**Stored rows:**
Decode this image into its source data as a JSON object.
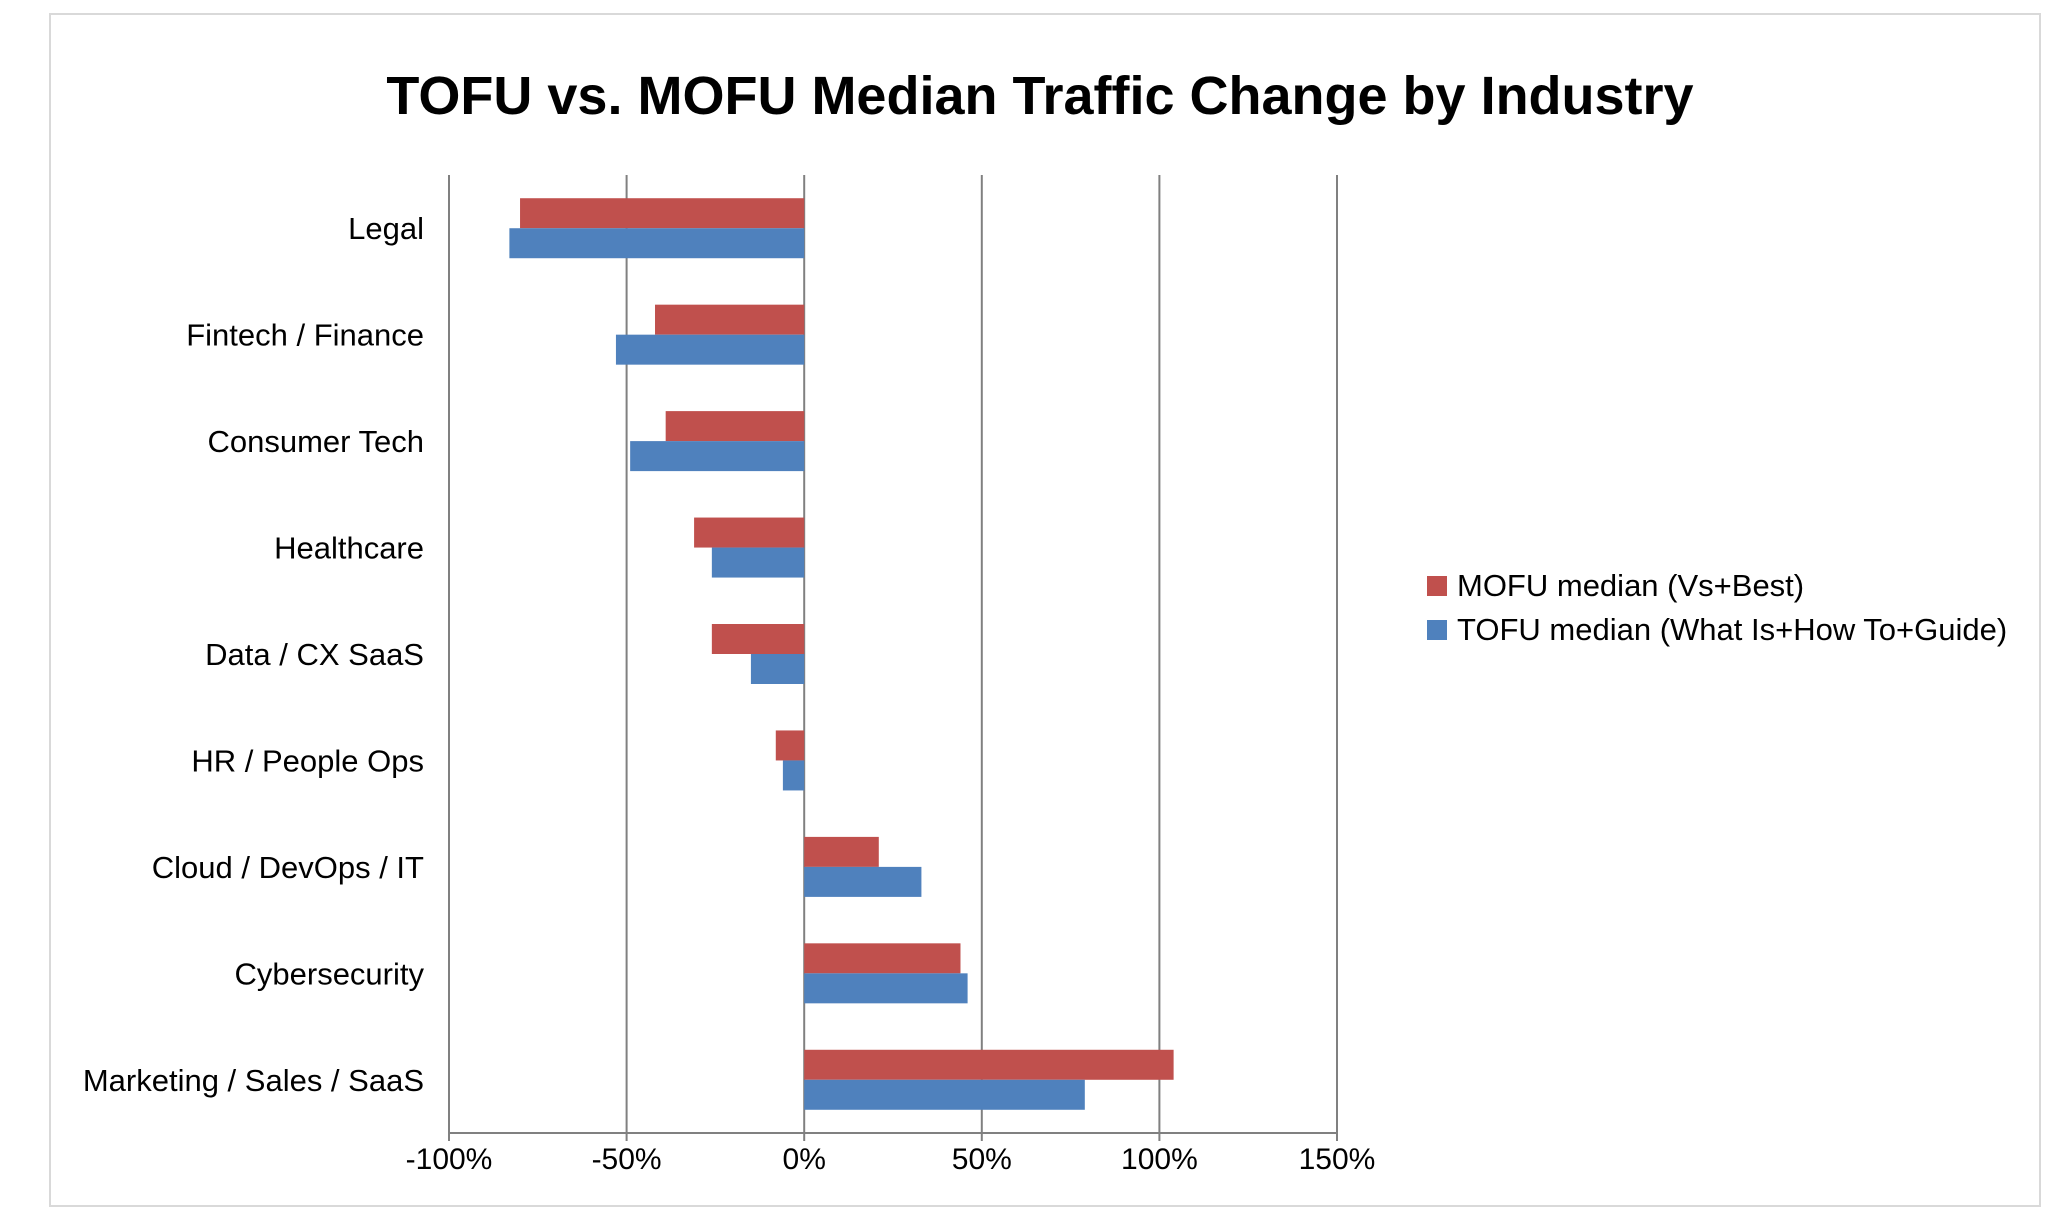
{
  "colors": {
    "mofu": "#c0504d",
    "tofu": "#4f81bd",
    "gridline": "#808080",
    "frame": "#d9d9d9"
  },
  "chart_data": {
    "type": "bar",
    "orientation": "horizontal",
    "title": "TOFU vs. MOFU Median Traffic Change by Industry",
    "xlabel": "",
    "ylabel": "",
    "categories": [
      "Legal",
      "Fintech / Finance",
      "Consumer Tech",
      "Healthcare",
      "Data / CX SaaS",
      "HR / People Ops",
      "Cloud / DevOps / IT",
      "Cybersecurity",
      "Marketing / Sales / SaaS"
    ],
    "series": [
      {
        "name": "MOFU median (Vs+Best)",
        "values": [
          -80,
          -42,
          -39,
          -31,
          -26,
          -8,
          21,
          44,
          104
        ]
      },
      {
        "name": "TOFU median (What Is+How To+Guide)",
        "values": [
          -83,
          -53,
          -49,
          -26,
          -15,
          -6,
          33,
          46,
          79
        ]
      }
    ],
    "xlim": [
      -100,
      150
    ],
    "xticks": [
      -100,
      -50,
      0,
      50,
      100,
      150
    ],
    "xtick_labels": [
      "-100%",
      "-50%",
      "0%",
      "50%",
      "100%",
      "150%"
    ],
    "grid": "vertical",
    "legend_position": "right"
  }
}
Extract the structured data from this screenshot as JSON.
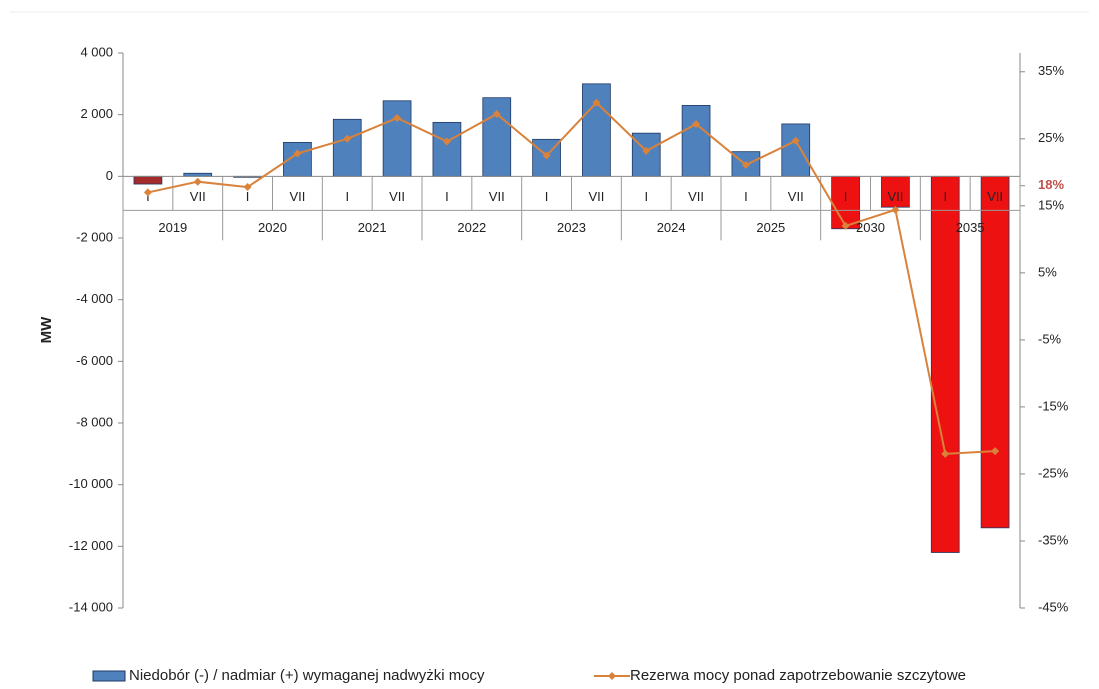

**Exercise description:** Reproduce the entries above without change, omitting all pictures.

**Task response:**
Decode this image into its source data as a JSON object.
{
  "colors": {
    "mofu": "#c0504d",
    "tofu": "#4f81bd",
    "gridline": "#808080",
    "frame": "#d9d9d9"
  },
  "chart_data": {
    "type": "bar",
    "orientation": "horizontal",
    "title": "TOFU vs. MOFU Median Traffic Change by Industry",
    "xlabel": "",
    "ylabel": "",
    "categories": [
      "Legal",
      "Fintech / Finance",
      "Consumer Tech",
      "Healthcare",
      "Data / CX SaaS",
      "HR / People Ops",
      "Cloud / DevOps / IT",
      "Cybersecurity",
      "Marketing / Sales / SaaS"
    ],
    "series": [
      {
        "name": "MOFU median (Vs+Best)",
        "values": [
          -80,
          -42,
          -39,
          -31,
          -26,
          -8,
          21,
          44,
          104
        ]
      },
      {
        "name": "TOFU median (What Is+How To+Guide)",
        "values": [
          -83,
          -53,
          -49,
          -26,
          -15,
          -6,
          33,
          46,
          79
        ]
      }
    ],
    "xlim": [
      -100,
      150
    ],
    "xticks": [
      -100,
      -50,
      0,
      50,
      100,
      150
    ],
    "xtick_labels": [
      "-100%",
      "-50%",
      "0%",
      "50%",
      "100%",
      "150%"
    ],
    "grid": "vertical",
    "legend_position": "right"
  }
}
Extract the structured data from this screenshot as JSON.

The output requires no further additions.